* _WHAT THIS TASK INVOLVES_
Count only the lines of the records that hold "knock", then give the number without any other words.

* _EXTRACTED MATERIAL_

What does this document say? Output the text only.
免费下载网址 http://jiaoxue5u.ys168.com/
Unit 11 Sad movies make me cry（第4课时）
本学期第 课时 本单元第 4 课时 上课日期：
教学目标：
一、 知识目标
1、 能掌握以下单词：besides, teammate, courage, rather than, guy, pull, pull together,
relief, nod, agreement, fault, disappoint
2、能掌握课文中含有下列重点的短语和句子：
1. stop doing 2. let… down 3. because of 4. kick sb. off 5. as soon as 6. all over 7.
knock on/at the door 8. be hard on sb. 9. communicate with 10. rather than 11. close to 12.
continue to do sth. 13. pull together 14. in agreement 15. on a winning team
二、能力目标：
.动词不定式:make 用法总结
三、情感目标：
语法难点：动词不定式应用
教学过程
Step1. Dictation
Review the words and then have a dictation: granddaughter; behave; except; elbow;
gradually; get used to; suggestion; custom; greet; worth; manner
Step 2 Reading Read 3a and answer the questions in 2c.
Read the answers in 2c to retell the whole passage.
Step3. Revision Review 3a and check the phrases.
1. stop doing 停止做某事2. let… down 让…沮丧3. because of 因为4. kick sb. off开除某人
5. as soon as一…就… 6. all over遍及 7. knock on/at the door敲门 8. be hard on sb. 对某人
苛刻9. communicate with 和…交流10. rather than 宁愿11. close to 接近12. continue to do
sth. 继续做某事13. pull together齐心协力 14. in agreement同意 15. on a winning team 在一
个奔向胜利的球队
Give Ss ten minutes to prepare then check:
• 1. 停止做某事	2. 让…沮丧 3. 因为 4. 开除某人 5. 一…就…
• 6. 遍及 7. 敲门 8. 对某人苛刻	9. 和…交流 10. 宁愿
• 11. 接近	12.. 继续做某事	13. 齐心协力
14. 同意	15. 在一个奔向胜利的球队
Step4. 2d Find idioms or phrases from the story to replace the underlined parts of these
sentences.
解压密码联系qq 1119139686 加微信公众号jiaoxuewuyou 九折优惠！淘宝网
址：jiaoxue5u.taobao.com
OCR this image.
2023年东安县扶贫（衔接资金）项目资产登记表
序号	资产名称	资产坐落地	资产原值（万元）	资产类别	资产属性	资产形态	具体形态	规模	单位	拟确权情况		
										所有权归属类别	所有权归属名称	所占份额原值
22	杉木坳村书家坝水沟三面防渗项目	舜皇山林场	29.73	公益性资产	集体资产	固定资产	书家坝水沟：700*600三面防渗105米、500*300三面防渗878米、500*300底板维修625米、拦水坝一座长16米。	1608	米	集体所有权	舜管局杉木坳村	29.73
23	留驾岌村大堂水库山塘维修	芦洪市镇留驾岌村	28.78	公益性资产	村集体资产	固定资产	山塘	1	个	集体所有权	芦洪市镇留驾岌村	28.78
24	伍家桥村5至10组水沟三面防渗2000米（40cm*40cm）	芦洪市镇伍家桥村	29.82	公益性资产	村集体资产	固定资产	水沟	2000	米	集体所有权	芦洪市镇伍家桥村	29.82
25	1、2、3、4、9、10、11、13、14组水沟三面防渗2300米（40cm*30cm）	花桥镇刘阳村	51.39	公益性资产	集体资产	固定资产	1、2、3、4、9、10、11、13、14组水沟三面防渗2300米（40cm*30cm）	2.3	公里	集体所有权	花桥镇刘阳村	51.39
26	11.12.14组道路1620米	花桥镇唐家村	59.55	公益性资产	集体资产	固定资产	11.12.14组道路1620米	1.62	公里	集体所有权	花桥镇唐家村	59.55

* _OUTPUT_
2